◆ SUPPLIED DATA:
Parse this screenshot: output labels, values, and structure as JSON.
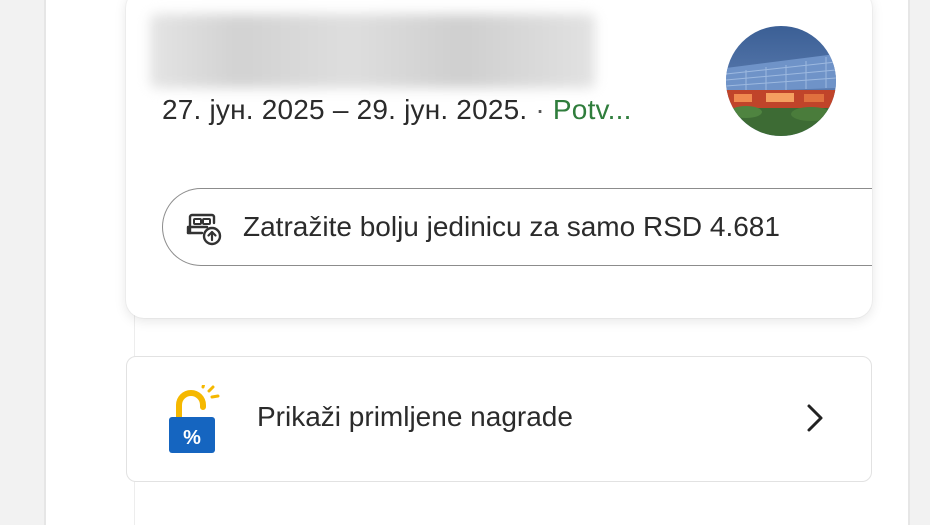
{
  "booking": {
    "dates": "27. јун. 2025 – 29. јун. 2025.",
    "separator": "·",
    "status": "Potv...",
    "photo_icon": "hotel-photo",
    "upgrade": {
      "icon": "bed-upgrade-icon",
      "label": "Zatražite bolju jedinicu za samo RSD 4.681"
    }
  },
  "rewards": {
    "icon": "unlocked-discount-icon",
    "label": "Prikaži primljene nagrade",
    "chevron": "chevron-right-icon"
  },
  "colors": {
    "status_green": "#2f7d3c",
    "rewards_blue": "#1565c0",
    "rewards_gold": "#f5b800"
  }
}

◆ EXERCISE REQUIREMENTS: Extract the full listing exactly, with the pictures left out.

◆ FINISHED EXERCISE:
Parse this screenshot: output labels, values, and structure as JSON.
{
  "booking": {
    "dates": "27. јун. 2025 – 29. јун. 2025.",
    "separator": "·",
    "status": "Potv...",
    "photo_icon": "hotel-photo",
    "upgrade": {
      "icon": "bed-upgrade-icon",
      "label": "Zatražite bolju jedinicu za samo RSD 4.681"
    }
  },
  "rewards": {
    "icon": "unlocked-discount-icon",
    "label": "Prikaži primljene nagrade",
    "chevron": "chevron-right-icon"
  },
  "colors": {
    "status_green": "#2f7d3c",
    "rewards_blue": "#1565c0",
    "rewards_gold": "#f5b800"
  }
}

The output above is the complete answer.